[Instructions for the task] Below is a set of records; restate each one word for word.

[Dataset excerpts]
══════════
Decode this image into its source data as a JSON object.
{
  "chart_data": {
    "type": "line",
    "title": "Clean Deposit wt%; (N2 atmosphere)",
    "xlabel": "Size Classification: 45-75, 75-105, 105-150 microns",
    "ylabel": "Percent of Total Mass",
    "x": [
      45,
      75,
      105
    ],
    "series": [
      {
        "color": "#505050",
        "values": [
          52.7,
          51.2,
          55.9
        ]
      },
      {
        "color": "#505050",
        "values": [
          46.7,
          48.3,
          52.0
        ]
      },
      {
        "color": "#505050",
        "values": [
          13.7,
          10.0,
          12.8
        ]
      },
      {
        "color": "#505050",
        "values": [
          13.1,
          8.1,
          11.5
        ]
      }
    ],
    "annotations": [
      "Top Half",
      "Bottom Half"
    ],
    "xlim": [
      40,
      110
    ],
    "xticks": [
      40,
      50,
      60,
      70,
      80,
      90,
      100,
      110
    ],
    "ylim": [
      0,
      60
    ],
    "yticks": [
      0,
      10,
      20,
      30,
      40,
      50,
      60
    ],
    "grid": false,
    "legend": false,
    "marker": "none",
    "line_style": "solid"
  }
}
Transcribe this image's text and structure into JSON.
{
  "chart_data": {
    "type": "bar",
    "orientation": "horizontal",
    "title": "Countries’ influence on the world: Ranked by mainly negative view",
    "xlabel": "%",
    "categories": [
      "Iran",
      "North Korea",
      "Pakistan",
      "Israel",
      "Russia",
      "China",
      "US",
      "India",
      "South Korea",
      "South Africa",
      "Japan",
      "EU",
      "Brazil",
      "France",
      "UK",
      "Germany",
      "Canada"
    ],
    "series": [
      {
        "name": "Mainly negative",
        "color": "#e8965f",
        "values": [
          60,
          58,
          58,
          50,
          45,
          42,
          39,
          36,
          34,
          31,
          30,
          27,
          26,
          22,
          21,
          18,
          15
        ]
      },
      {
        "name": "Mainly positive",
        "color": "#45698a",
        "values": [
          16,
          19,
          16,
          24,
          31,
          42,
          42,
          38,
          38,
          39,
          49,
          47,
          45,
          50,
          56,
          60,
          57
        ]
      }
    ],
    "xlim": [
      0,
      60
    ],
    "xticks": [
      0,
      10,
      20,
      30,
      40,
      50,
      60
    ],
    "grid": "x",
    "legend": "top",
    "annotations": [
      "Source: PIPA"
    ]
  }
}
══════════
[Task answer]
Decode this image into its source data as a JSON object.
{
  "chart_data": {
    "type": "line",
    "title": "Clean Deposit wt%; (N2 atmosphere)",
    "xlabel": "Size Classification: 45-75, 75-105, 105-150 microns",
    "ylabel": "Percent of Total Mass",
    "x": [
      45,
      75,
      105
    ],
    "series": [
      {
        "color": "#505050",
        "values": [
          52.7,
          51.2,
          55.9
        ]
      },
      {
        "color": "#505050",
        "values": [
          46.7,
          48.3,
          52.0
        ]
      },
      {
        "color": "#505050",
        "values": [
          13.7,
          10.0,
          12.8
        ]
      },
      {
        "color": "#505050",
        "values": [
          13.1,
          8.1,
          11.5
        ]
      }
    ],
    "annotations": [
      "Top Half",
      "Bottom Half"
    ],
    "xlim": [
      40,
      110
    ],
    "xticks": [
      40,
      50,
      60,
      70,
      80,
      90,
      100,
      110
    ],
    "ylim": [
      0,
      60
    ],
    "yticks": [
      0,
      10,
      20,
      30,
      40,
      50,
      60
    ],
    "grid": false,
    "legend": false,
    "marker": "none",
    "line_style": "solid"
  }
}
Transcribe this image's text and structure into JSON.
{
  "chart_data": {
    "type": "bar",
    "orientation": "horizontal",
    "title": "Countries’ influence on the world: Ranked by mainly negative view",
    "xlabel": "%",
    "categories": [
      "Iran",
      "North Korea",
      "Pakistan",
      "Israel",
      "Russia",
      "China",
      "US",
      "India",
      "South Korea",
      "South Africa",
      "Japan",
      "EU",
      "Brazil",
      "France",
      "UK",
      "Germany",
      "Canada"
    ],
    "series": [
      {
        "name": "Mainly negative",
        "color": "#e8965f",
        "values": [
          60,
          58,
          58,
          50,
          45,
          42,
          39,
          36,
          34,
          31,
          30,
          27,
          26,
          22,
          21,
          18,
          15
        ]
      },
      {
        "name": "Mainly positive",
        "color": "#45698a",
        "values": [
          16,
          19,
          16,
          24,
          31,
          42,
          42,
          38,
          38,
          39,
          49,
          47,
          45,
          50,
          56,
          60,
          57
        ]
      }
    ],
    "xlim": [
      0,
      60
    ],
    "xticks": [
      0,
      10,
      20,
      30,
      40,
      50,
      60
    ],
    "grid": "x",
    "legend": "top",
    "annotations": [
      "Source: PIPA"
    ]
  }
}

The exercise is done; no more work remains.